Data items:
※
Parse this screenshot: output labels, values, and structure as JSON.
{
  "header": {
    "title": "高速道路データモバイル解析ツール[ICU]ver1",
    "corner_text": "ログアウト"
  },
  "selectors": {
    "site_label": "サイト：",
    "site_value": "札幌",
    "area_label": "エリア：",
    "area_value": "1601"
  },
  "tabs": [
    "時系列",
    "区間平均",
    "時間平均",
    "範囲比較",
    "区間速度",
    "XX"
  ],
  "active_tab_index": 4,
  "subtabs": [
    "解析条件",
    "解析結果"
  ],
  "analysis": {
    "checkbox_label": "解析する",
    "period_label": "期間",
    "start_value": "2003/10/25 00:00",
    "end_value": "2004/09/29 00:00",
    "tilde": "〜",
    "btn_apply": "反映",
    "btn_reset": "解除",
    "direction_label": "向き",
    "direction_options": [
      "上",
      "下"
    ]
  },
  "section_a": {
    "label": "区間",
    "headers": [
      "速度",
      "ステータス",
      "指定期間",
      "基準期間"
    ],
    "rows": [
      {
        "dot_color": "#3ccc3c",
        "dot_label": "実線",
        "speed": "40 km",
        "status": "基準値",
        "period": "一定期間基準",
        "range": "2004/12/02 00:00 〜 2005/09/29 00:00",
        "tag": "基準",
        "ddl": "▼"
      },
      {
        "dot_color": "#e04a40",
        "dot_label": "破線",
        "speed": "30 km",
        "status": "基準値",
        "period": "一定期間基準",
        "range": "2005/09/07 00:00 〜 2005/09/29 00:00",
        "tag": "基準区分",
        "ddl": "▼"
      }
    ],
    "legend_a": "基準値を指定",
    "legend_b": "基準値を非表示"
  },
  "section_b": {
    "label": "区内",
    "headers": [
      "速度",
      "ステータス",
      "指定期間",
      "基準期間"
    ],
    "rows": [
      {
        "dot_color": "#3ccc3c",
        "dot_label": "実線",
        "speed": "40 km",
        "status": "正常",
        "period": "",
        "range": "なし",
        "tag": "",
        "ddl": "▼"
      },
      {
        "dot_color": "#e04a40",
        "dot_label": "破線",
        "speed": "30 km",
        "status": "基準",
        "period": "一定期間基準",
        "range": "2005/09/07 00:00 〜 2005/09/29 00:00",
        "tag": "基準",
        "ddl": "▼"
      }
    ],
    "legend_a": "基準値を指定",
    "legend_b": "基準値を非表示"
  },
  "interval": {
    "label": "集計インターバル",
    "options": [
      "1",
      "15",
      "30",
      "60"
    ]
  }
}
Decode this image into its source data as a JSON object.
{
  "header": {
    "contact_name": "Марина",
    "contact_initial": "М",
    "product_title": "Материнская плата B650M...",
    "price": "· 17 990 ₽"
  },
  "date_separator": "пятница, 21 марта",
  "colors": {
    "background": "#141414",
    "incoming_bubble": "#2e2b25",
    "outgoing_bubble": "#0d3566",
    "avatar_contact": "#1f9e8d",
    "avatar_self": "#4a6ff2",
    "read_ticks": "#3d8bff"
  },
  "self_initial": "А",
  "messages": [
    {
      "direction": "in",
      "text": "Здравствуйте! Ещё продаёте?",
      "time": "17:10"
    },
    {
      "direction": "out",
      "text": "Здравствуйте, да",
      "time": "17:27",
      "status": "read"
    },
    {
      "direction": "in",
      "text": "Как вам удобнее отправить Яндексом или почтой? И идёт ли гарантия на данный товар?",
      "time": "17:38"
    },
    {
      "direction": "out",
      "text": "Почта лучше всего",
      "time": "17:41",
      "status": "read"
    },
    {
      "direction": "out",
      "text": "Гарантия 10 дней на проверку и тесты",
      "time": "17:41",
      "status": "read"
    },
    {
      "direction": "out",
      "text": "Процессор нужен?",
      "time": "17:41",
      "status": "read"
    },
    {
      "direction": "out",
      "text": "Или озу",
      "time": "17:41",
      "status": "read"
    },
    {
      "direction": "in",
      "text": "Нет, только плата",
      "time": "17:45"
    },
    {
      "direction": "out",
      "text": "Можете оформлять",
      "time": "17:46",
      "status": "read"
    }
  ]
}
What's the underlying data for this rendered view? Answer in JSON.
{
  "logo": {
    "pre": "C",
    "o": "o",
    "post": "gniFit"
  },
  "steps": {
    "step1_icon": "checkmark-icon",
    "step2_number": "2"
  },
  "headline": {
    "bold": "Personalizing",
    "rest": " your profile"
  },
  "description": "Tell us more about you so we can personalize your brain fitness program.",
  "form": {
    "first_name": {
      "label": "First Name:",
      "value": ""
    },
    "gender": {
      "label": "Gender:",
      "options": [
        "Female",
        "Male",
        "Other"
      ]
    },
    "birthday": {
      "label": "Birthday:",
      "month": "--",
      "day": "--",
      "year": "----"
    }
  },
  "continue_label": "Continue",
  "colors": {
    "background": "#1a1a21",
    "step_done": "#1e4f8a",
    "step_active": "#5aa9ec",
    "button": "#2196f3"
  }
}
※
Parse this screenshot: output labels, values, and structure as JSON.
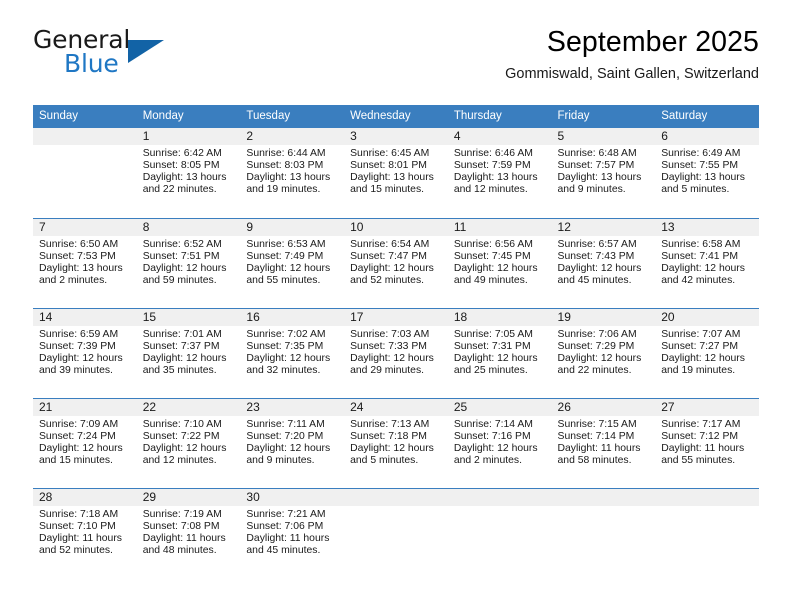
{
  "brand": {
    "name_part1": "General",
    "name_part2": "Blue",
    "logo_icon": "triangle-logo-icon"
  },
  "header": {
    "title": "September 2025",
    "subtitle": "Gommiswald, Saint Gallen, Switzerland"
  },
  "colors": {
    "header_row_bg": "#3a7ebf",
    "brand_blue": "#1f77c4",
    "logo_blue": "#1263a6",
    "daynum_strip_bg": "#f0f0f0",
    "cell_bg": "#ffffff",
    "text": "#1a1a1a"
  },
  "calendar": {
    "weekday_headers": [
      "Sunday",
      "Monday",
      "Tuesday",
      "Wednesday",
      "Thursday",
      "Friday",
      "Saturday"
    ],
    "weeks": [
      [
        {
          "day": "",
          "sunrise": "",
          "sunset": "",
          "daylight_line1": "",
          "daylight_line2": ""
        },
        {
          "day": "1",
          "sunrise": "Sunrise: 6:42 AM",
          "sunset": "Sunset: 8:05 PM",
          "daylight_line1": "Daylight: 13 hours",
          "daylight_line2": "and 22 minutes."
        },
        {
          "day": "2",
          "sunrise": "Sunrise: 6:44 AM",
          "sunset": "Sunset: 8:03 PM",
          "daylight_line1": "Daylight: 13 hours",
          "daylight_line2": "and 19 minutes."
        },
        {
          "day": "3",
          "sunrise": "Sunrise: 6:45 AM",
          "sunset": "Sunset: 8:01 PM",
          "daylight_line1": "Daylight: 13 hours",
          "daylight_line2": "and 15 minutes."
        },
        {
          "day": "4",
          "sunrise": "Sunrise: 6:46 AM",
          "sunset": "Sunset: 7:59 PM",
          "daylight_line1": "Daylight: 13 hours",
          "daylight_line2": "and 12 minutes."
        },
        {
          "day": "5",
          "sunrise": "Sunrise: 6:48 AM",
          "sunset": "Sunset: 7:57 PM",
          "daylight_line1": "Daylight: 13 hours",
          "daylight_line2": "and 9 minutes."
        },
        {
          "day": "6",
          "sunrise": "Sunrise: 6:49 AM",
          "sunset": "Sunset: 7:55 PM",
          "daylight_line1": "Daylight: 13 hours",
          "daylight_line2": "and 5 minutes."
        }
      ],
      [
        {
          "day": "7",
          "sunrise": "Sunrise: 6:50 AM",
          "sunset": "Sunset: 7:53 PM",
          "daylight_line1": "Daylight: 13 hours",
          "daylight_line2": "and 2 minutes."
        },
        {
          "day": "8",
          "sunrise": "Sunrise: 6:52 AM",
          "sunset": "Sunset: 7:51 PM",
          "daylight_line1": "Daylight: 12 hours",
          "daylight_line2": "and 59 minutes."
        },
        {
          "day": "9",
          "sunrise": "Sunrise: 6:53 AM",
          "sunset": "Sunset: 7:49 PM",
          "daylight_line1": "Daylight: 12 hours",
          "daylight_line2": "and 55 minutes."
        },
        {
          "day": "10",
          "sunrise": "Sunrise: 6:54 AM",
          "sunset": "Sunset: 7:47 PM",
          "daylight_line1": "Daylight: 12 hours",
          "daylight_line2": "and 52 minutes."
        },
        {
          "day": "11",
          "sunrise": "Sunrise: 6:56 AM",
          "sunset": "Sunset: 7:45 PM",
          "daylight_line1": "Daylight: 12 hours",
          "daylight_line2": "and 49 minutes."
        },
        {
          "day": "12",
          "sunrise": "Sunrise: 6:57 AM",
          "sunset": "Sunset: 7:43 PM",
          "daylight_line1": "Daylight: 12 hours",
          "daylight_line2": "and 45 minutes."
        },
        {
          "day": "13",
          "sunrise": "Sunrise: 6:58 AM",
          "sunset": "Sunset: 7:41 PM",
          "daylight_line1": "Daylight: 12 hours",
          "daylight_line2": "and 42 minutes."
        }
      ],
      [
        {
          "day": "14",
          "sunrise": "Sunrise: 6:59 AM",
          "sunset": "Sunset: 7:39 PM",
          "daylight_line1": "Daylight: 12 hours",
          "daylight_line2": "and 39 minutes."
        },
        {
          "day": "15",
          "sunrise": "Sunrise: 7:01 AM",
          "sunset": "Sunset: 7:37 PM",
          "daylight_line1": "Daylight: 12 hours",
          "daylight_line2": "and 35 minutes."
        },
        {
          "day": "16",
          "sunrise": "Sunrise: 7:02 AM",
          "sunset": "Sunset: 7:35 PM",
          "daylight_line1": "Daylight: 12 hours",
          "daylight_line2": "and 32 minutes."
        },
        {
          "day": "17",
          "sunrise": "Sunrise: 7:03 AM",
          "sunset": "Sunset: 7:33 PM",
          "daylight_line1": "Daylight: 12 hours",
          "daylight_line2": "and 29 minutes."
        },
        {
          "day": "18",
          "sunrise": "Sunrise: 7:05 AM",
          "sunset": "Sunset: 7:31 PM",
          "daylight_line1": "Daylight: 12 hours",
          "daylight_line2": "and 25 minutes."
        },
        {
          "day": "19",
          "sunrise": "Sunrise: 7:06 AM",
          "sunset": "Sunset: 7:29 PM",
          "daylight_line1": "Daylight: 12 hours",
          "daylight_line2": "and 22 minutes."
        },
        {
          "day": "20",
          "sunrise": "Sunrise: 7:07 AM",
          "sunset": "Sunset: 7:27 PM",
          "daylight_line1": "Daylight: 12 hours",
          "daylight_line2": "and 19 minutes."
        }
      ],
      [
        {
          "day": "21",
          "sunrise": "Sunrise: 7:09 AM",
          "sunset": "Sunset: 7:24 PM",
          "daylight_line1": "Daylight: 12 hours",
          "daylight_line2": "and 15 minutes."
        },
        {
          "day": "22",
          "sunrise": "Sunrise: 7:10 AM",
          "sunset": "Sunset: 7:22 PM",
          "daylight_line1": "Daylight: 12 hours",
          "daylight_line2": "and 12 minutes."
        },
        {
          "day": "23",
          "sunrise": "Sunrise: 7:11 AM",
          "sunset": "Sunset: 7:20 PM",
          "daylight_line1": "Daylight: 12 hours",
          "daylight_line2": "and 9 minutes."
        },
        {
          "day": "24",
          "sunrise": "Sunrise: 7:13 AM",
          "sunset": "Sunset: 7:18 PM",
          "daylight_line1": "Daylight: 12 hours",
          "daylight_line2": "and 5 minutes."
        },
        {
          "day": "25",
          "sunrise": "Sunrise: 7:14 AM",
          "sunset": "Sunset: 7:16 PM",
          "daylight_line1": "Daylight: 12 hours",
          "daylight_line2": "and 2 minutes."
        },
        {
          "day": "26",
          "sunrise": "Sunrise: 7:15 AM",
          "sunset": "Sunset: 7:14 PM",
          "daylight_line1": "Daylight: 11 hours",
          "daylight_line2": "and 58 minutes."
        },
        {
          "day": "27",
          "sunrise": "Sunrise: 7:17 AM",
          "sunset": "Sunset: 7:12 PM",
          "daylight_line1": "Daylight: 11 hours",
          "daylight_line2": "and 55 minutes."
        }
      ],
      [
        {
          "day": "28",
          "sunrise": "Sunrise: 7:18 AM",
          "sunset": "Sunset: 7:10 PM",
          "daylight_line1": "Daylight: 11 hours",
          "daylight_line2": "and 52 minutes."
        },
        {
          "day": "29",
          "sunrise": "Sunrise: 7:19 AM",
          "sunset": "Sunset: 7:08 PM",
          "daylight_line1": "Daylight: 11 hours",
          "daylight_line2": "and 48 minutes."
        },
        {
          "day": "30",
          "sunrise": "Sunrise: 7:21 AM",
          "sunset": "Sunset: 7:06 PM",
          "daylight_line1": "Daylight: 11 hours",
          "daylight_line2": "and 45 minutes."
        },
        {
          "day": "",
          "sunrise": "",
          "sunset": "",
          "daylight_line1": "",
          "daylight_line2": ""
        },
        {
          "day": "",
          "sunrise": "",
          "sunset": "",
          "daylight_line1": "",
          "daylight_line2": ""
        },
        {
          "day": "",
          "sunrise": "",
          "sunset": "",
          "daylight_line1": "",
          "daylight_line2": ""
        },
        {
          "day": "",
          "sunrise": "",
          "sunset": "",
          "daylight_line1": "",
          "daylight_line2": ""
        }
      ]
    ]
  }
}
※
SHORT EXERCISE =>
Leave out every line without the string "background" and copy the rest.

RESULT OF THE EXERCISE =>
    "background": "#141414",
    "background": "#1a1a21",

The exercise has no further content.